[Stored data]
## BEGIN
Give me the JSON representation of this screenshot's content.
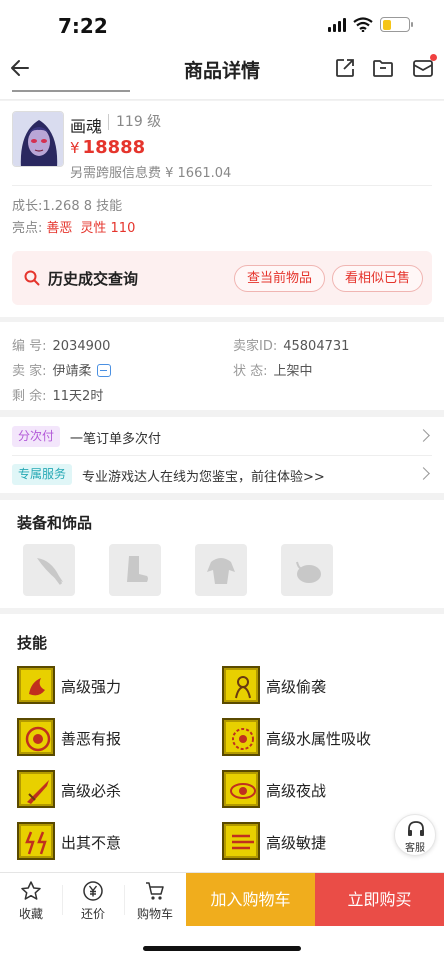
{
  "status": {
    "time": "7:22"
  },
  "nav": {
    "title": "商品详情"
  },
  "product": {
    "name": "画魂",
    "level": "119 级",
    "price_symbol": "¥",
    "price": "18888",
    "fee": "另需跨服信息费 ¥ 1661.04",
    "growth": "成长:1.268 8 技能",
    "highlight_label": "亮点:",
    "highlights": [
      "善恶",
      "灵性 110"
    ]
  },
  "history": {
    "title": "历史成交查询",
    "btn_current": "查当前物品",
    "btn_similar": "看相似已售"
  },
  "info": {
    "sn_label": "编 号:",
    "sn": "2034900",
    "seller_id_label": "卖家ID:",
    "seller_id": "45804731",
    "seller_label": "卖 家:",
    "seller": "伊靖柔",
    "status_label": "状 态:",
    "status": "上架中",
    "remain_label": "剩 余:",
    "remain": "11天2时"
  },
  "services": [
    {
      "tag": "分次付",
      "text": "一笔订单多次付"
    },
    {
      "tag": "专属服务",
      "text": "专业游戏达人在线为您鉴宝，前往体验>>"
    }
  ],
  "equipment": {
    "title": "装备和饰品",
    "slots": [
      "weapon-slot-icon",
      "boot-slot-icon",
      "armor-slot-icon",
      "accessory-slot-icon"
    ]
  },
  "skills": {
    "title": "技能",
    "items": [
      {
        "name": "高级强力"
      },
      {
        "name": "高级偷袭"
      },
      {
        "name": "善恶有报"
      },
      {
        "name": "高级水属性吸收"
      },
      {
        "name": "高级必杀"
      },
      {
        "name": "高级夜战"
      },
      {
        "name": "出其不意"
      },
      {
        "name": "高级敏捷"
      }
    ]
  },
  "customer_service": {
    "label": "客服"
  },
  "bottom": {
    "collect": "收藏",
    "bargain": "还价",
    "cart": "购物车",
    "add_cart": "加入购物车",
    "buy_now": "立即购买"
  },
  "colors": {
    "accent_red": "#e5342c",
    "cart_button": "#f0ad1d",
    "buy_button": "#ea4d47",
    "skill_icon": "#e8d000"
  }
}
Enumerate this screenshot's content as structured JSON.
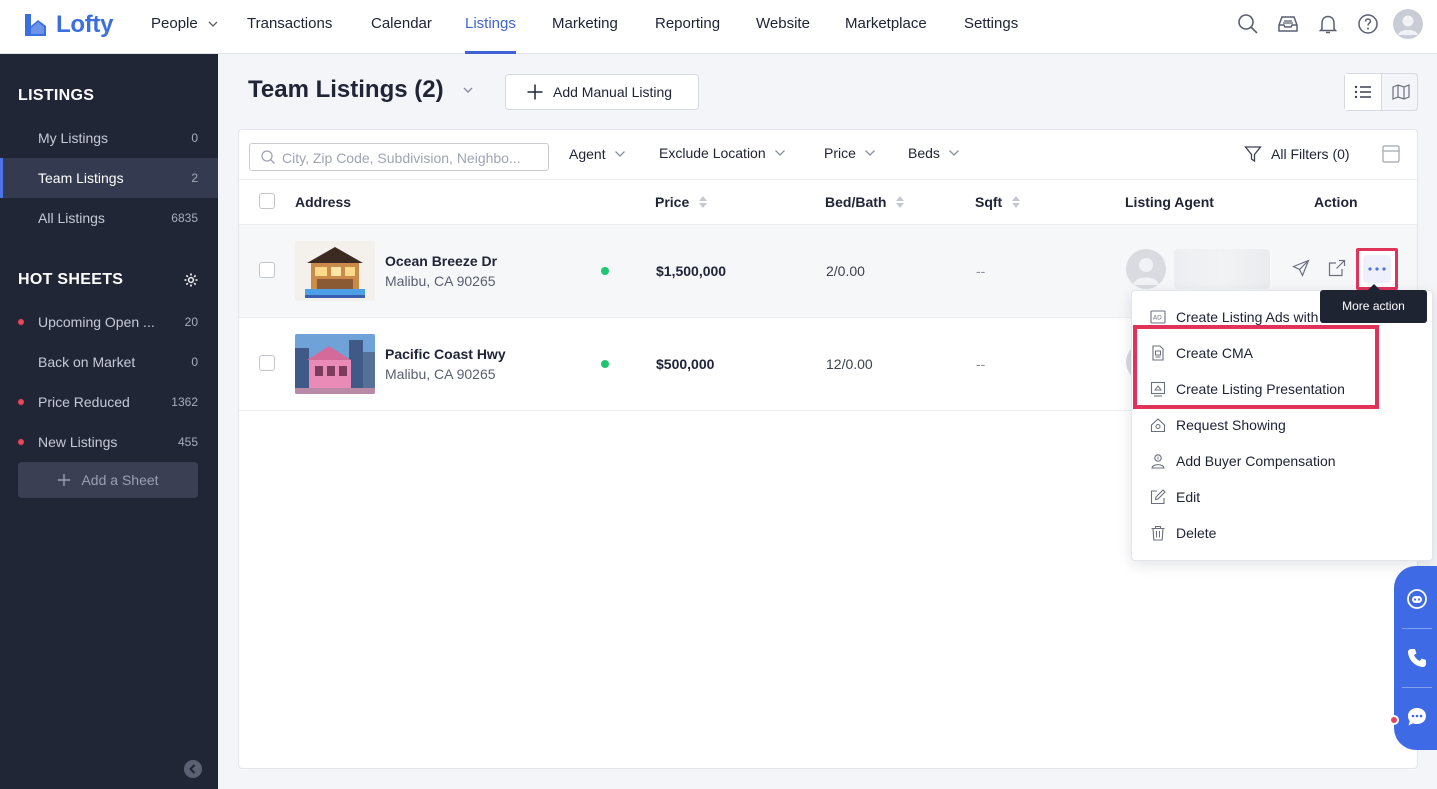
{
  "app": {
    "name": "Lofty",
    "brand_color": "#3a6fe0",
    "accent_color": "#3f63d6",
    "highlight_color": "#e0335a"
  },
  "nav": {
    "items": [
      {
        "label": "People",
        "dropdown": true
      },
      {
        "label": "Transactions"
      },
      {
        "label": "Calendar"
      },
      {
        "label": "Listings",
        "active": true
      },
      {
        "label": "Marketing"
      },
      {
        "label": "Reporting"
      },
      {
        "label": "Website"
      },
      {
        "label": "Marketplace"
      },
      {
        "label": "Settings"
      }
    ],
    "icons": [
      "search-icon",
      "inbox-icon",
      "bell-icon",
      "help-icon",
      "avatar"
    ]
  },
  "sidebar": {
    "listings_heading": "LISTINGS",
    "listings": [
      {
        "label": "My Listings",
        "count": "0"
      },
      {
        "label": "Team Listings",
        "count": "2",
        "active": true
      },
      {
        "label": "All Listings",
        "count": "6835"
      }
    ],
    "hot_sheets_heading": "HOT SHEETS",
    "hot_sheets": [
      {
        "label": "Upcoming Open ...",
        "count": "20",
        "dot": true
      },
      {
        "label": "Back on Market",
        "count": "0",
        "dot": false
      },
      {
        "label": "Price Reduced",
        "count": "1362",
        "dot": true
      },
      {
        "label": "New Listings",
        "count": "455",
        "dot": true
      }
    ],
    "add_sheet_label": "Add a Sheet"
  },
  "header": {
    "title": "Team Listings (2)",
    "add_manual_label": "Add Manual Listing"
  },
  "filters": {
    "search_placeholder": "City, Zip Code, Subdivision, Neighbo...",
    "agent": "Agent",
    "exclude_location": "Exclude Location",
    "price": "Price",
    "beds": "Beds",
    "all_filters": "All Filters (0)"
  },
  "table": {
    "columns": {
      "address": "Address",
      "price": "Price",
      "bedbath": "Bed/Bath",
      "sqft": "Sqft",
      "agent": "Listing Agent",
      "action": "Action"
    },
    "rows": [
      {
        "street": "Ocean Breeze Dr",
        "city": "Malibu, CA 90265",
        "price": "$1,500,000",
        "bedbath": "2/0.00",
        "sqft": "--"
      },
      {
        "street": "Pacific Coast Hwy",
        "city": "Malibu, CA 90265",
        "price": "$500,000",
        "bedbath": "12/0.00",
        "sqft": "--"
      }
    ]
  },
  "tooltip": {
    "text": "More action"
  },
  "action_menu": {
    "items": [
      {
        "label": "Create Listing Ads with",
        "icon": "ad-icon"
      },
      {
        "label": "Create CMA",
        "icon": "document-icon"
      },
      {
        "label": "Create Listing Presentation",
        "icon": "presentation-icon"
      },
      {
        "label": "Request Showing",
        "icon": "home-icon"
      },
      {
        "label": "Add Buyer Compensation",
        "icon": "person-money-icon"
      },
      {
        "label": "Edit",
        "icon": "edit-icon"
      },
      {
        "label": "Delete",
        "icon": "trash-icon"
      }
    ]
  }
}
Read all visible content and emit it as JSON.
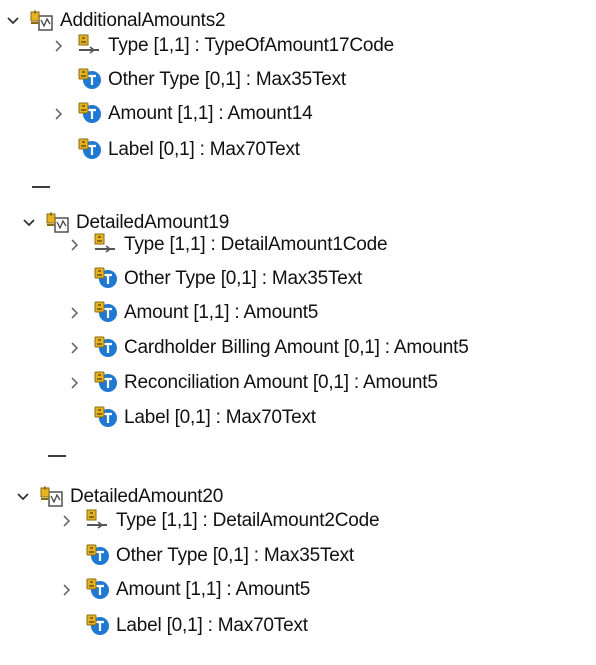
{
  "tree": [
    {
      "name": "AdditionalAmounts2",
      "expanded": true,
      "icon": "message-component-icon",
      "children": [
        {
          "label": "Type [1,1] : TypeOfAmount17Code",
          "icon": "code-element-icon",
          "expandable": true
        },
        {
          "label": "Other Type [0,1] : Max35Text",
          "icon": "text-element-icon",
          "expandable": false
        },
        {
          "label": "Amount [1,1] : Amount14",
          "icon": "text-element-icon",
          "expandable": true
        },
        {
          "label": "Label [0,1] : Max70Text",
          "icon": "text-element-icon",
          "expandable": false
        }
      ]
    },
    {
      "name": "DetailedAmount19",
      "expanded": true,
      "icon": "message-component-icon",
      "children": [
        {
          "label": "Type [1,1] : DetailAmount1Code",
          "icon": "code-element-icon",
          "expandable": true
        },
        {
          "label": "Other Type [0,1] : Max35Text",
          "icon": "text-element-icon",
          "expandable": false
        },
        {
          "label": "Amount [1,1] : Amount5",
          "icon": "text-element-icon",
          "expandable": true
        },
        {
          "label": "Cardholder Billing Amount [0,1] : Amount5",
          "icon": "text-element-icon",
          "expandable": true
        },
        {
          "label": "Reconciliation Amount [0,1] : Amount5",
          "icon": "text-element-icon",
          "expandable": true
        },
        {
          "label": "Label [0,1] : Max70Text",
          "icon": "text-element-icon",
          "expandable": false
        }
      ]
    },
    {
      "name": "DetailedAmount20",
      "expanded": true,
      "icon": "message-component-icon",
      "children": [
        {
          "label": "Type [1,1] : DetailAmount2Code",
          "icon": "code-element-icon",
          "expandable": true
        },
        {
          "label": "Other Type [0,1] : Max35Text",
          "icon": "text-element-icon",
          "expandable": false
        },
        {
          "label": "Amount [1,1] : Amount5",
          "icon": "text-element-icon",
          "expandable": true
        },
        {
          "label": "Label [0,1] : Max70Text",
          "icon": "text-element-icon",
          "expandable": false
        }
      ]
    }
  ],
  "colors": {
    "chevron": "#6b6b6b",
    "chevron_expanded": "#333333",
    "element_icon_blue": "#1f78d1",
    "element_icon_gold": "#e6b422"
  }
}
## END
[TASK] Word for word, quote the lines above. Omit the pictures.

[EXPECTED ANSWER]
Give me the JSON representation of this screenshot's content.
{
  "status": {
    "time": "7:22"
  },
  "nav": {
    "title": "商品详情"
  },
  "product": {
    "name": "画魂",
    "level": "119 级",
    "price_symbol": "¥",
    "price": "18888",
    "fee": "另需跨服信息费 ¥ 1661.04",
    "growth": "成长:1.268 8 技能",
    "highlight_label": "亮点:",
    "highlights": [
      "善恶",
      "灵性 110"
    ]
  },
  "history": {
    "title": "历史成交查询",
    "btn_current": "查当前物品",
    "btn_similar": "看相似已售"
  },
  "info": {
    "sn_label": "编 号:",
    "sn": "2034900",
    "seller_id_label": "卖家ID:",
    "seller_id": "45804731",
    "seller_label": "卖 家:",
    "seller": "伊靖柔",
    "status_label": "状 态:",
    "status": "上架中",
    "remain_label": "剩 余:",
    "remain": "11天2时"
  },
  "services": [
    {
      "tag": "分次付",
      "text": "一笔订单多次付"
    },
    {
      "tag": "专属服务",
      "text": "专业游戏达人在线为您鉴宝，前往体验>>"
    }
  ],
  "equipment": {
    "title": "装备和饰品",
    "slots": [
      "weapon-slot-icon",
      "boot-slot-icon",
      "armor-slot-icon",
      "accessory-slot-icon"
    ]
  },
  "skills": {
    "title": "技能",
    "items": [
      {
        "name": "高级强力"
      },
      {
        "name": "高级偷袭"
      },
      {
        "name": "善恶有报"
      },
      {
        "name": "高级水属性吸收"
      },
      {
        "name": "高级必杀"
      },
      {
        "name": "高级夜战"
      },
      {
        "name": "出其不意"
      },
      {
        "name": "高级敏捷"
      }
    ]
  },
  "customer_service": {
    "label": "客服"
  },
  "bottom": {
    "collect": "收藏",
    "bargain": "还价",
    "cart": "购物车",
    "add_cart": "加入购物车",
    "buy_now": "立即购买"
  },
  "colors": {
    "accent_red": "#e5342c",
    "cart_button": "#f0ad1d",
    "buy_button": "#ea4d47",
    "skill_icon": "#e8d000"
  }
}
Enumerate this screenshot's content as structured JSON.
{
  "app": {
    "name": "Lofty",
    "brand_color": "#3a6fe0",
    "accent_color": "#3f63d6",
    "highlight_color": "#e0335a"
  },
  "nav": {
    "items": [
      {
        "label": "People",
        "dropdown": true
      },
      {
        "label": "Transactions"
      },
      {
        "label": "Calendar"
      },
      {
        "label": "Listings",
        "active": true
      },
      {
        "label": "Marketing"
      },
      {
        "label": "Reporting"
      },
      {
        "label": "Website"
      },
      {
        "label": "Marketplace"
      },
      {
        "label": "Settings"
      }
    ],
    "icons": [
      "search-icon",
      "inbox-icon",
      "bell-icon",
      "help-icon",
      "avatar"
    ]
  },
  "sidebar": {
    "listings_heading": "LISTINGS",
    "listings": [
      {
        "label": "My Listings",
        "count": "0"
      },
      {
        "label": "Team Listings",
        "count": "2",
        "active": true
      },
      {
        "label": "All Listings",
        "count": "6835"
      }
    ],
    "hot_sheets_heading": "HOT SHEETS",
    "hot_sheets": [
      {
        "label": "Upcoming Open ...",
        "count": "20",
        "dot": true
      },
      {
        "label": "Back on Market",
        "count": "0",
        "dot": false
      },
      {
        "label": "Price Reduced",
        "count": "1362",
        "dot": true
      },
      {
        "label": "New Listings",
        "count": "455",
        "dot": true
      }
    ],
    "add_sheet_label": "Add a Sheet"
  },
  "header": {
    "title": "Team Listings (2)",
    "add_manual_label": "Add Manual Listing"
  },
  "filters": {
    "search_placeholder": "City, Zip Code, Subdivision, Neighbo...",
    "agent": "Agent",
    "exclude_location": "Exclude Location",
    "price": "Price",
    "beds": "Beds",
    "all_filters": "All Filters (0)"
  },
  "table": {
    "columns": {
      "address": "Address",
      "price": "Price",
      "bedbath": "Bed/Bath",
      "sqft": "Sqft",
      "agent": "Listing Agent",
      "action": "Action"
    },
    "rows": [
      {
        "street": "Ocean Breeze Dr",
        "city": "Malibu, CA 90265",
        "price": "$1,500,000",
        "bedbath": "2/0.00",
        "sqft": "--"
      },
      {
        "street": "Pacific Coast Hwy",
        "city": "Malibu, CA 90265",
        "price": "$500,000",
        "bedbath": "12/0.00",
        "sqft": "--"
      }
    ]
  },
  "tooltip": {
    "text": "More action"
  },
  "action_menu": {
    "items": [
      {
        "label": "Create Listing Ads with",
        "icon": "ad-icon"
      },
      {
        "label": "Create CMA",
        "icon": "document-icon"
      },
      {
        "label": "Create Listing Presentation",
        "icon": "presentation-icon"
      },
      {
        "label": "Request Showing",
        "icon": "home-icon"
      },
      {
        "label": "Add Buyer Compensation",
        "icon": "person-money-icon"
      },
      {
        "label": "Edit",
        "icon": "edit-icon"
      },
      {
        "label": "Delete",
        "icon": "trash-icon"
      }
    ]
  }
}
Read all visible content and emit it as JSON.
{
  "tree": [
    {
      "name": "AdditionalAmounts2",
      "expanded": true,
      "icon": "message-component-icon",
      "children": [
        {
          "label": "Type [1,1] : TypeOfAmount17Code",
          "icon": "code-element-icon",
          "expandable": true
        },
        {
          "label": "Other Type [0,1] : Max35Text",
          "icon": "text-element-icon",
          "expandable": false
        },
        {
          "label": "Amount [1,1] : Amount14",
          "icon": "text-element-icon",
          "expandable": true
        },
        {
          "label": "Label [0,1] : Max70Text",
          "icon": "text-element-icon",
          "expandable": false
        }
      ]
    },
    {
      "name": "DetailedAmount19",
      "expanded": true,
      "icon": "message-component-icon",
      "children": [
        {
          "label": "Type [1,1] : DetailAmount1Code",
          "icon": "code-element-icon",
          "expandable": true
        },
        {
          "label": "Other Type [0,1] : Max35Text",
          "icon": "text-element-icon",
          "expandable": false
        },
        {
          "label": "Amount [1,1] : Amount5",
          "icon": "text-element-icon",
          "expandable": true
        },
        {
          "label": "Cardholder Billing Amount [0,1] : Amount5",
          "icon": "text-element-icon",
          "expandable": true
        },
        {
          "label": "Reconciliation Amount [0,1] : Amount5",
          "icon": "text-element-icon",
          "expandable": true
        },
        {
          "label": "Label [0,1] : Max70Text",
          "icon": "text-element-icon",
          "expandable": false
        }
      ]
    },
    {
      "name": "DetailedAmount20",
      "expanded": true,
      "icon": "message-component-icon",
      "children": [
        {
          "label": "Type [1,1] : DetailAmount2Code",
          "icon": "code-element-icon",
          "expandable": true
        },
        {
          "label": "Other Type [0,1] : Max35Text",
          "icon": "text-element-icon",
          "expandable": false
        },
        {
          "label": "Amount [1,1] : Amount5",
          "icon": "text-element-icon",
          "expandable": true
        },
        {
          "label": "Label [0,1] : Max70Text",
          "icon": "text-element-icon",
          "expandable": false
        }
      ]
    }
  ],
  "colors": {
    "chevron": "#6b6b6b",
    "chevron_expanded": "#333333",
    "element_icon_blue": "#1f78d1",
    "element_icon_gold": "#e6b422"
  }
}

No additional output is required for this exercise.